*TEXTE DU DOCUMENT*:
Chronique Chronique Jai Jagat 2020

Hospitalité et générosité en Arménie

Véronique

Le Caucase. Nous marchons sur les plateaux enneigés d’Arménie. Devant cette immensité, parfois on ne sait plus où s’arrête la terre et où commence le ciel, ils ne font qu’un. Le froid engourdit nos visages, le vent balaye le sol gelé fraîchement saupoudré. On se laisse envahir par ce silence assourdissant. Nous marchons.

Redescendu·es dans la plaine, un vent du nord printanier vient à notre rencontre sur cette longue route droite en direction d’Erevan. Sur ces espaces arides, le mont Ararat sorti de la brume, comme en lévitation, nous relie au ciel. Sacré pour les Arménien·nes, et pourtant en terre turque. On le sait si proche. Lui n’a que faire des frontières. Il est là, puissant, majestueux, offert à tous les regards et à tous les cœurs. Les bourgeons se développent timidement sur les pommiers, abricotiers et vignes qui couvrent ces étendues d’ocres. Dans les villages, les habitant·es nous interrogent et, sans plus de mots, nous offrent pain, confiture ou fromages. L’hospitalité et la générosité s’étendent. Nous marchons. Souvent des véhicules s’arrêtent. On explique comme on peut Jai Jagat. Des sourires, des regards interloqués parfois. Des encouragements, toujours. Nous marchons.

*DONNÉES FOURNIES*:
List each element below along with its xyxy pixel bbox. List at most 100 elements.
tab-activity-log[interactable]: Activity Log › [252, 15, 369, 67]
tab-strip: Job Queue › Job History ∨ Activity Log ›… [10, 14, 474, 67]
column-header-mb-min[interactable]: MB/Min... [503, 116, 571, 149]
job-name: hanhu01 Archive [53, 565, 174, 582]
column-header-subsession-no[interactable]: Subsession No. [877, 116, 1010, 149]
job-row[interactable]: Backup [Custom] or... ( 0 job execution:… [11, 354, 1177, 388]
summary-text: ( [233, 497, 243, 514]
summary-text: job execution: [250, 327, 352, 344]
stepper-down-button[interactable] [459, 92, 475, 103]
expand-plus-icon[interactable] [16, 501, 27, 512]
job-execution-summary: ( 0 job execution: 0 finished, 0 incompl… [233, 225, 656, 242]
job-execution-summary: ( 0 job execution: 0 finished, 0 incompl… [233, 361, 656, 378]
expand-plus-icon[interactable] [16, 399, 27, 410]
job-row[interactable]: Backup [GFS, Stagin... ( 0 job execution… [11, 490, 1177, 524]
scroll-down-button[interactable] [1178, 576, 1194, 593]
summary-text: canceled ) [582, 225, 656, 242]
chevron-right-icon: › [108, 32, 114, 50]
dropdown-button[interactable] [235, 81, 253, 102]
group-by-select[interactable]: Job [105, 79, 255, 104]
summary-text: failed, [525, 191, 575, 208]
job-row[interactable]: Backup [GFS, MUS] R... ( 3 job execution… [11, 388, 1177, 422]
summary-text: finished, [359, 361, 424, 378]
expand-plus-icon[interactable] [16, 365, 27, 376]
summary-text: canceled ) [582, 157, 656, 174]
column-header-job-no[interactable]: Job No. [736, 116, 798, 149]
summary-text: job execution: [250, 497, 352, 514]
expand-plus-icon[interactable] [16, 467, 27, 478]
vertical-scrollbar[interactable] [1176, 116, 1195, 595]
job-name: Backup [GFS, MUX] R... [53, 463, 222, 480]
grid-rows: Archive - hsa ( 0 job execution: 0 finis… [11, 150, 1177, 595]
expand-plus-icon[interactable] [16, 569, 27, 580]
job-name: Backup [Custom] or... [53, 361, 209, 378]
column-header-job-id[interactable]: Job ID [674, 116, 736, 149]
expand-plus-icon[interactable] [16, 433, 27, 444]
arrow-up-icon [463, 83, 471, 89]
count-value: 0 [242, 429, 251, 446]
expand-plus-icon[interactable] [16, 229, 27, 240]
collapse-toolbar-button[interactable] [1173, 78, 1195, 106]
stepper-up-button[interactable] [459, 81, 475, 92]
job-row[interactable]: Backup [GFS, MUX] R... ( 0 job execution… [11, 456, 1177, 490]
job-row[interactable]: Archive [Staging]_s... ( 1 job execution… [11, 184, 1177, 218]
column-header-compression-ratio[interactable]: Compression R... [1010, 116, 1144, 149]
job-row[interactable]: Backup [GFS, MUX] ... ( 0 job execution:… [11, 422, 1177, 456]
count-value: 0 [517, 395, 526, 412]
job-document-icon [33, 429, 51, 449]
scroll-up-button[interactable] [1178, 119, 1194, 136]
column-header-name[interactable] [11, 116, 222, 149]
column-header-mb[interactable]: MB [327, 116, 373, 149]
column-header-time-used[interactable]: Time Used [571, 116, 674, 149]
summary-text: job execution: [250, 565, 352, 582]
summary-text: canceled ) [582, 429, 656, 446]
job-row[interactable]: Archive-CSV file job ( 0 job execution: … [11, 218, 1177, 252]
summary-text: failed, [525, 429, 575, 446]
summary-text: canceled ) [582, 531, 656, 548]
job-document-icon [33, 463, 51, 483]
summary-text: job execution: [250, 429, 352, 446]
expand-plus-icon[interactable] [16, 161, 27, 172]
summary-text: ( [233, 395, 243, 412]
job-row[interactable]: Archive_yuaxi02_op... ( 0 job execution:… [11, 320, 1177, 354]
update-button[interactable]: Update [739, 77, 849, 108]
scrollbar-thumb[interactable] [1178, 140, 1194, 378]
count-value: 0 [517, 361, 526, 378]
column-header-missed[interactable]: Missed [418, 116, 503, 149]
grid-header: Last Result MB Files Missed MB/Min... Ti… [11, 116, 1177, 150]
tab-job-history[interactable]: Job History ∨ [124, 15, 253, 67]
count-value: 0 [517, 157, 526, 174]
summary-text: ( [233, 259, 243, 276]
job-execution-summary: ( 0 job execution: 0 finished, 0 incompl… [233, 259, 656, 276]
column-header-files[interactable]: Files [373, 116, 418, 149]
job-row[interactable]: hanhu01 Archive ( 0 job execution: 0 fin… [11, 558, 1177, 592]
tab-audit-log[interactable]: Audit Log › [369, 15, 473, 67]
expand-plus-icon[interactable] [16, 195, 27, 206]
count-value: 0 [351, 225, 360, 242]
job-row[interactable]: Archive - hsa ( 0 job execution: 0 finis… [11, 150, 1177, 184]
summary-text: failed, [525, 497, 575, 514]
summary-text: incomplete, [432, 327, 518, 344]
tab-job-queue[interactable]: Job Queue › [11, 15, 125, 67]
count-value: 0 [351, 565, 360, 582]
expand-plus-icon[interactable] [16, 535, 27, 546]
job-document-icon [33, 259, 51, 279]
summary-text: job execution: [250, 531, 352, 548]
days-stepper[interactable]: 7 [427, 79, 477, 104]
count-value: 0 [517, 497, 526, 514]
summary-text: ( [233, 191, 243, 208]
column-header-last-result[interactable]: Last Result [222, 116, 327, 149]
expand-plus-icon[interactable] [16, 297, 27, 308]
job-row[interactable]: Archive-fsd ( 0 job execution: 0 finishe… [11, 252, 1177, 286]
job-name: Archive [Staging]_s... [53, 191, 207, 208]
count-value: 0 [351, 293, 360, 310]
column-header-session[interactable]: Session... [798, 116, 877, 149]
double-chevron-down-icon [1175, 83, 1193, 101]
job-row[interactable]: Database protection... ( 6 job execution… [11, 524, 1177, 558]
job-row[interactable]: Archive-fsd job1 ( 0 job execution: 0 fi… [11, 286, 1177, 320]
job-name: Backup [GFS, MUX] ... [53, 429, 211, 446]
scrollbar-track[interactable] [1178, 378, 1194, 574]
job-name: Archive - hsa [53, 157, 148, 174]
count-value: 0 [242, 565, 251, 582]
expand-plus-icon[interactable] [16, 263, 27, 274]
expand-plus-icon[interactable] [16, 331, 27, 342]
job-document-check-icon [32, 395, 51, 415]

*VOTRE CONSIGNE*:
Répondez brièvement aux questions suivantes sur la chronique.
1. Sur quels plateaux les marcheurs avancent-ils au début du récit ?
2. Vers quelle ville se dirige la longue route droite de la plaine ?
3. Que donnent les habitants des villages aux marcheurs ?
Appuyez-vous uniquement sur la chronique pour répondre.

*RÉPONSE ATTENDUE*:
1. Sur les plateaux enneigés d'Arménie.
2. Vers Erevan.
3. Du pain, de la confiture ou des fromages.